- _ページ抜粋_
More than 5 years have passed since last update.

Kaggleで使える！Pandasテクニック集

Last updated at 2019-01-29Posted at 2019-01-17

はじめに

Kaggleで使えるPandasの使い方を備忘録として残します。
随時更新していく予定です。

更新：2019年1月29日15時　様々なコンペで使える便利な関数を追記しました。

Pandas Basics Cheat Sheet(基本的な使い方)

[引用]https://becominghuman.ai/cheat-sheets-for-ai-neural-networks-machine-learning-deep-learning-big-data-678c51b4b463

プログレスバーを表示する

df.apply()やdf.map()の進捗を見たい時に、
tqdmというライブラリを使うことでプログレスバーを表示することができます。

実装例

import pandas as pd
import numpy as np
from tqdm._tqdm_notebook import tqdm_notebook

df = pd.DataFrame(np.random.randint(0, 100, (100000, 6)))

# プログレスバーのラベル設定
tqdm_notebook.pandas(desc="hoge progress: ")

# progress_apply/progress_mapはpandasのapply/mapメソッドと同じ動きをする
df['hoge'] = df[0].progress_apply(lambda x: x**2)

df

実行結果

実装例(その２ラベル設定なし)

import pandas as pd
import numpy as np
from tqdm import tqdm
tqdm.pandas()

df = pd.DataFrame(np.random.randint(0, 100, (100000, 6)))

# progress_apply/progress_mapはpandasのapply/mapメソッドと同じ動きをする
df['hoge'] = df[0].progress_apply(lambda x: x**2)

df

実行結果

様々なコンペで使える便利な関数

int型、float型のカラムに対し、最大値・最小値の幅などを判定し、最適なデータ型に変換してくれる関数です。

最初に書かれたのはいつかわかりませんが、2019年1月29日現在Kaggleで開催されている、
「Elo Merchant Category Recommendation」や「Microsoft Malware Prediction」コンペのKernelで使われています。

実装例

import pandas as pd
import numpy as np

def reduce_mem_usage(df, verbose=True):
    numerics = ['int16', 'int32', 'int64', 'float16', 'float32', 'float64']
    start_mem = df.memory_usage(deep=True).sum() / 1024**2    
    for col in df.columns:
        col_type = df[col].dtypes
        if col_type in numerics:
            c_min = df[col].min()

- _練習問題 1_
ページ抜粋によると、df.apply()やdf.map()の進捗をプログレスバーで表示するには何というライブラリを使いますか。

- _データ記録_
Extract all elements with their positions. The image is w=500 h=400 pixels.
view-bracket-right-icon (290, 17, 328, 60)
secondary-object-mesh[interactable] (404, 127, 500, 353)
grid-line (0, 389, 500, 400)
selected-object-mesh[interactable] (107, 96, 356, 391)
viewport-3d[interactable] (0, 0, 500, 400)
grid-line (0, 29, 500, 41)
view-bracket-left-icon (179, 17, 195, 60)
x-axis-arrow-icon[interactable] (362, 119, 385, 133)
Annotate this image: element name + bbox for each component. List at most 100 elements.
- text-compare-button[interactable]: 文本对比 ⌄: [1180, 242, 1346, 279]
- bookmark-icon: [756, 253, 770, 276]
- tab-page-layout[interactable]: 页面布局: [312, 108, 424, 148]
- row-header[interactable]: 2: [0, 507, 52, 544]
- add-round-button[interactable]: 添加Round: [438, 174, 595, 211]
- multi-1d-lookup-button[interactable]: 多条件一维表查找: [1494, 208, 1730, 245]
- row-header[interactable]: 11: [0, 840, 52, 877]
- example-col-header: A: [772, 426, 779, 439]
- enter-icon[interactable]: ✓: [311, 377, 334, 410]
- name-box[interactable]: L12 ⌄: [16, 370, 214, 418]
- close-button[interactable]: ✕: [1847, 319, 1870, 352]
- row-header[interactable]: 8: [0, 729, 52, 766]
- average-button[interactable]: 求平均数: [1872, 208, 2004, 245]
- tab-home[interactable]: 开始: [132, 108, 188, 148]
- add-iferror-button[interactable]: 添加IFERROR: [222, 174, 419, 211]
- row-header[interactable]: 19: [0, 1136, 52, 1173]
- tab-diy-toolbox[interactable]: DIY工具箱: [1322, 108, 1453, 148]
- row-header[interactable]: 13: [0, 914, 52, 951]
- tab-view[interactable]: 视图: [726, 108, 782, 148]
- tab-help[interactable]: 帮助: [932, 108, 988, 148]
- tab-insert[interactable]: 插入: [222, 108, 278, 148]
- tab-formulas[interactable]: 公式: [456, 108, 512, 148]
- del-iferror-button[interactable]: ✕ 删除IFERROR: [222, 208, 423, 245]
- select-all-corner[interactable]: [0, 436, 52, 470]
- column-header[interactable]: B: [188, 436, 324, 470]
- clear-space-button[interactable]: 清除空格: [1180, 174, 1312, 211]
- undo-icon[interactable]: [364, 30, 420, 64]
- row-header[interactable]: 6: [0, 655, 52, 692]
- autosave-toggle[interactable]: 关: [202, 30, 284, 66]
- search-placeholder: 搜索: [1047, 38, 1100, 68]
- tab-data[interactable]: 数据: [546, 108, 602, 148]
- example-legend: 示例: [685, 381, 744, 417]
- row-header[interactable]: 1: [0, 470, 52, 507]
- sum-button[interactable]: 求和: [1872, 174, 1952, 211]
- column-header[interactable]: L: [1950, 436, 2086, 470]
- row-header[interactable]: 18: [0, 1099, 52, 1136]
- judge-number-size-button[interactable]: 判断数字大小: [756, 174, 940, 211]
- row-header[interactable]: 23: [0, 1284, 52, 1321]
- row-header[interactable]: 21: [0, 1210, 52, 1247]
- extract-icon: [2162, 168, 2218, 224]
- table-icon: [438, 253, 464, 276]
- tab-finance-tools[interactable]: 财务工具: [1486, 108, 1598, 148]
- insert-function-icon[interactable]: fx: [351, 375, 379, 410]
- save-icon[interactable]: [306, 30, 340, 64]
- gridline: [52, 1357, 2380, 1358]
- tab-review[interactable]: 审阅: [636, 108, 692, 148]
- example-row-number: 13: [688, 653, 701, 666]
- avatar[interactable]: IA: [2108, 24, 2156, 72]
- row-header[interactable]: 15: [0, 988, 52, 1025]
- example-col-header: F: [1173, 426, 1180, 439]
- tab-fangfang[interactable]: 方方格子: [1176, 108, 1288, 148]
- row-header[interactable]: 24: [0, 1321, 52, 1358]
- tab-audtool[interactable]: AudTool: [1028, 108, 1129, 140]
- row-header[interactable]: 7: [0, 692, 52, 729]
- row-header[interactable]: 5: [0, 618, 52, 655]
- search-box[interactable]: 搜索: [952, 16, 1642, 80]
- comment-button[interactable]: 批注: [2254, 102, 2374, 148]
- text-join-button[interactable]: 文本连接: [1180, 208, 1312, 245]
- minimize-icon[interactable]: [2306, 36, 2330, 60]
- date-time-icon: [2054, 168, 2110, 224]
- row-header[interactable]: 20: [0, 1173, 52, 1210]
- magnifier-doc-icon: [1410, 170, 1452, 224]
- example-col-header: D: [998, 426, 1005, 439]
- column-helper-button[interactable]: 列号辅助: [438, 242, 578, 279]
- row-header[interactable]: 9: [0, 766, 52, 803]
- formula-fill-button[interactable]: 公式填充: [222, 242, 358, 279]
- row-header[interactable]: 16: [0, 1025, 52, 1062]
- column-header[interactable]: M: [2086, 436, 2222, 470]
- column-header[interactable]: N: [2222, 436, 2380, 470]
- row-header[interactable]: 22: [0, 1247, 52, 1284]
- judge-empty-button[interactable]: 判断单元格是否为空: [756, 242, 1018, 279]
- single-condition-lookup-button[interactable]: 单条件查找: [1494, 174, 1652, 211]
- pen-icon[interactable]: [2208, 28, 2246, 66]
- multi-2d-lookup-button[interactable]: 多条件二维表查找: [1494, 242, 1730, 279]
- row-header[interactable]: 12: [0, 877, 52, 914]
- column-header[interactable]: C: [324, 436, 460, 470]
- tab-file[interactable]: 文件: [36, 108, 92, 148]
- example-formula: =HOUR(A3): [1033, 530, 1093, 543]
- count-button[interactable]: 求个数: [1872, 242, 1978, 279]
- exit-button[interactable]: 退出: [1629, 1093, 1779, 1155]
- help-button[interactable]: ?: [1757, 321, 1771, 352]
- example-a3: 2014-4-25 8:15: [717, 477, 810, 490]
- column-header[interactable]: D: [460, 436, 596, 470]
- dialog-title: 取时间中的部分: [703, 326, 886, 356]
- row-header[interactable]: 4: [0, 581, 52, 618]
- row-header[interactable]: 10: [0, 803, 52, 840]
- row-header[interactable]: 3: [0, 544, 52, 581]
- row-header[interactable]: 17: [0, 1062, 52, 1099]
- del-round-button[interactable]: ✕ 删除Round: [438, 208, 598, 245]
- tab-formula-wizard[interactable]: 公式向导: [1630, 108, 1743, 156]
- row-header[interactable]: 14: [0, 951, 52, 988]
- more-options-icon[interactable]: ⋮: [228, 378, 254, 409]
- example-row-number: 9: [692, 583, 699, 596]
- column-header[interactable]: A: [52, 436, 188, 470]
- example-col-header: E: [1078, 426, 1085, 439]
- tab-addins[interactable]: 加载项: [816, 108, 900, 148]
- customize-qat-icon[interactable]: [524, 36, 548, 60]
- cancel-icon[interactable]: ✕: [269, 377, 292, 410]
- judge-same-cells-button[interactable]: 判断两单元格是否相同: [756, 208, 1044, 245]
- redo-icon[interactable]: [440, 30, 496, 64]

- _練習問題 2_
エントリの先頭から「- tab-diy-toolbox[interactable]: DIY工具箱: [1322, 108, 1453, 148]」を含む行までを、その行も含めて一行ずつそのまま書き写してください。

- _解答 1_
tqdmというライブラリを使います。

- _解答 2_
Extract all elements with their positions. The image is w=500 h=400 pixels.
view-bracket-right-icon (290, 17, 328, 60)
secondary-object-mesh[interactable] (404, 127, 500, 353)
grid-line (0, 389, 500, 400)
selected-object-mesh[interactable] (107, 96, 356, 391)
viewport-3d[interactable] (0, 0, 500, 400)
grid-line (0, 29, 500, 41)
view-bracket-left-icon (179, 17, 195, 60)
x-axis-arrow-icon[interactable] (362, 119, 385, 133)
Annotate this image: element name + bbox for each component. List at most 100 elements.
- text-compare-button[interactable]: 文本对比 ⌄: [1180, 242, 1346, 279]
- bookmark-icon: [756, 253, 770, 276]
- tab-page-layout[interactable]: 页面布局: [312, 108, 424, 148]
- row-header[interactable]: 2: [0, 507, 52, 544]
- add-round-button[interactable]: 添加Round: [438, 174, 595, 211]
- multi-1d-lookup-button[interactable]: 多条件一维表查找: [1494, 208, 1730, 245]
- row-header[interactable]: 11: [0, 840, 52, 877]
- example-col-header: A: [772, 426, 779, 439]
- enter-icon[interactable]: ✓: [311, 377, 334, 410]
- name-box[interactable]: L12 ⌄: [16, 370, 214, 418]
- close-button[interactable]: ✕: [1847, 319, 1870, 352]
- row-header[interactable]: 8: [0, 729, 52, 766]
- average-button[interactable]: 求平均数: [1872, 208, 2004, 245]
- tab-home[interactable]: 开始: [132, 108, 188, 148]
- add-iferror-button[interactable]: 添加IFERROR: [222, 174, 419, 211]
- row-header[interactable]: 19: [0, 1136, 52, 1173]
- tab-diy-toolbox[interactable]: DIY工具箱: [1322, 108, 1453, 148]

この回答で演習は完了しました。